[Goal]
Records follow. Copy every line with "salarié".

══ Listed entries ══

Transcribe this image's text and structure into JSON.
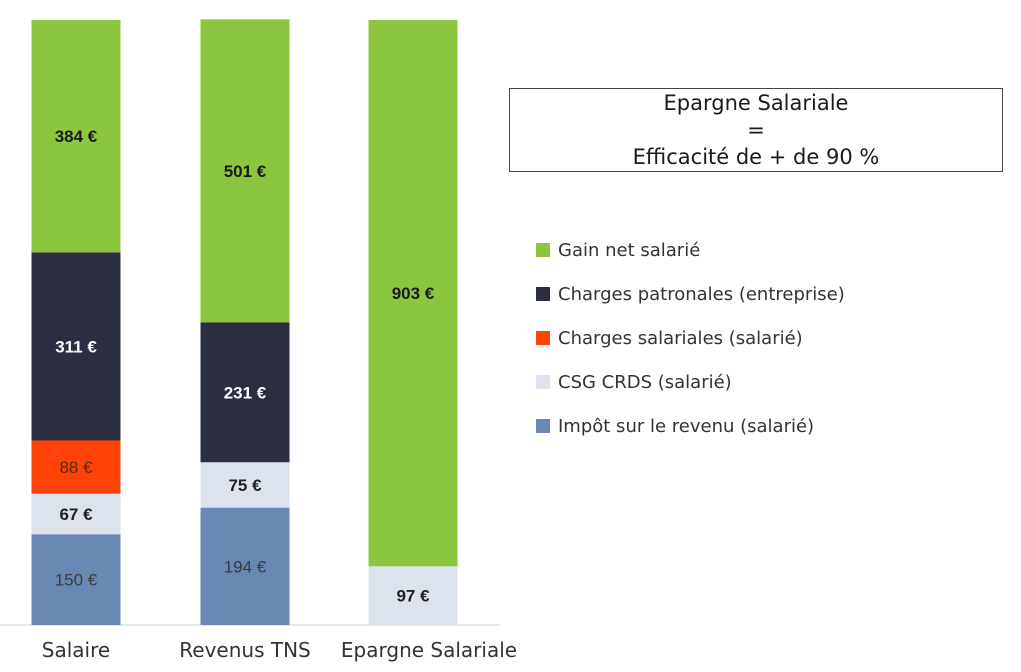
{
  "callout": {
    "line1": "Epargne Salariale",
    "line2": "=",
    "line3": "Efficacité de + de 90 %"
  },
  "chart_data": {
    "type": "bar",
    "stacked": true,
    "categories": [
      "Salaire",
      "Revenus TNS",
      "Epargne Salariale"
    ],
    "series": [
      {
        "name": "Impôt sur le revenu (salarié)",
        "color": "#6a88b4",
        "values": [
          150,
          194,
          0
        ],
        "labels": [
          "150 €",
          "194 €",
          ""
        ],
        "label_color": "#3b3b3b"
      },
      {
        "name": "CSG CRDS (salarié)",
        "color": "#dde3ec",
        "values": [
          67,
          75,
          97
        ],
        "labels": [
          "67 €",
          "75 €",
          "97 €"
        ],
        "label_color": "#1f1f1f"
      },
      {
        "name": "Charges salariales (salarié)",
        "color": "#ff4208",
        "values": [
          88,
          0,
          0
        ],
        "labels": [
          "88 €",
          "",
          ""
        ],
        "label_color": "#5a2a10"
      },
      {
        "name": "Charges patronales (entreprise)",
        "color": "#2b2d41",
        "values": [
          311,
          231,
          0
        ],
        "labels": [
          "311 €",
          "231 €",
          ""
        ],
        "label_color": "#ffffff"
      },
      {
        "name": "Gain net salarié",
        "color": "#8cc63e",
        "values": [
          384,
          501,
          903
        ],
        "labels": [
          "384 €",
          "501 €",
          "903 €"
        ],
        "label_color": "#1a1a1a"
      }
    ],
    "legend_order": [
      4,
      3,
      2,
      1,
      0
    ],
    "legend_position": "right",
    "ylim": [
      0,
      1000
    ],
    "grid": false
  }
}
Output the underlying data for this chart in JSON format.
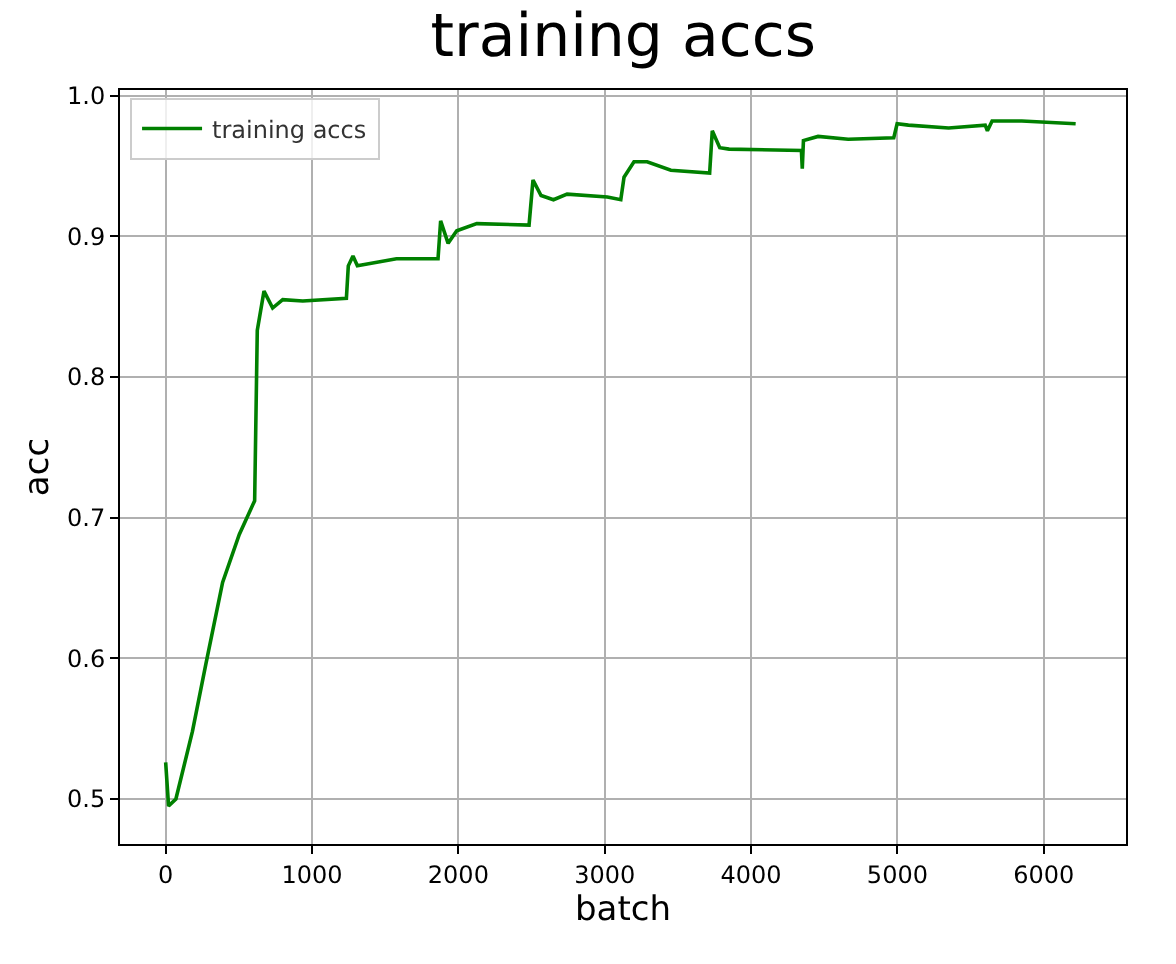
{
  "chart_data": {
    "type": "line",
    "title": "training accs",
    "xlabel": "batch",
    "ylabel": "acc",
    "x": [
      0,
      20,
      70,
      183,
      275,
      389,
      503,
      608,
      626,
      672,
      731,
      800,
      937,
      1235,
      1248,
      1280,
      1310,
      1577,
      1861,
      1879,
      1930,
      1989,
      2126,
      2483,
      2510,
      2565,
      2650,
      2743,
      3018,
      3110,
      3132,
      3200,
      3290,
      3452,
      3717,
      3735,
      3786,
      3850,
      4344,
      4350,
      4358,
      4458,
      4664,
      4975,
      4998,
      5075,
      5350,
      5600,
      5615,
      5647,
      5850,
      6218
    ],
    "series": [
      {
        "name": "training accs",
        "color": "#008000",
        "values": [
          0.526,
          0.495,
          0.5,
          0.548,
          0.596,
          0.654,
          0.688,
          0.712,
          0.833,
          0.861,
          0.849,
          0.855,
          0.854,
          0.856,
          0.879,
          0.886,
          0.879,
          0.884,
          0.884,
          0.911,
          0.895,
          0.904,
          0.909,
          0.908,
          0.94,
          0.929,
          0.926,
          0.93,
          0.928,
          0.926,
          0.942,
          0.953,
          0.953,
          0.947,
          0.945,
          0.975,
          0.963,
          0.962,
          0.961,
          0.948,
          0.968,
          0.971,
          0.969,
          0.97,
          0.98,
          0.979,
          0.977,
          0.979,
          0.975,
          0.982,
          0.982,
          0.98
        ]
      }
    ],
    "xlim": [
      -312,
      6562
    ],
    "ylim": [
      0.468,
      1.004
    ],
    "xticks": [
      0,
      1000,
      2000,
      3000,
      4000,
      5000,
      6000
    ],
    "yticks": [
      {
        "value": 0.5,
        "label": "0.5"
      },
      {
        "value": 0.6,
        "label": "0.6"
      },
      {
        "value": 0.7,
        "label": "0.7"
      },
      {
        "value": 0.8,
        "label": "0.8"
      },
      {
        "value": 0.9,
        "label": "0.9"
      },
      {
        "value": 1.0,
        "label": "1.0"
      }
    ],
    "grid": true,
    "legend": "top left",
    "marker": "none",
    "line_style": "solid"
  }
}
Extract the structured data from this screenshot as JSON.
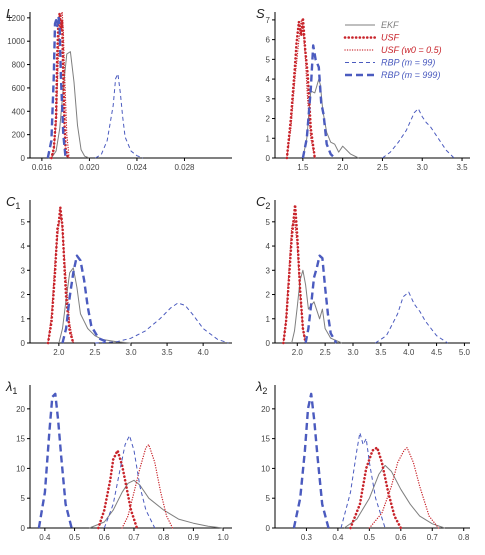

═══

[Answer for the task]
        "name": "Impôt sur le revenu (salarié)",
        "name": "CSG CRDS (salarié)",
        "name": "Charges salariales (salarié)",
        "name": "Gain net salarié",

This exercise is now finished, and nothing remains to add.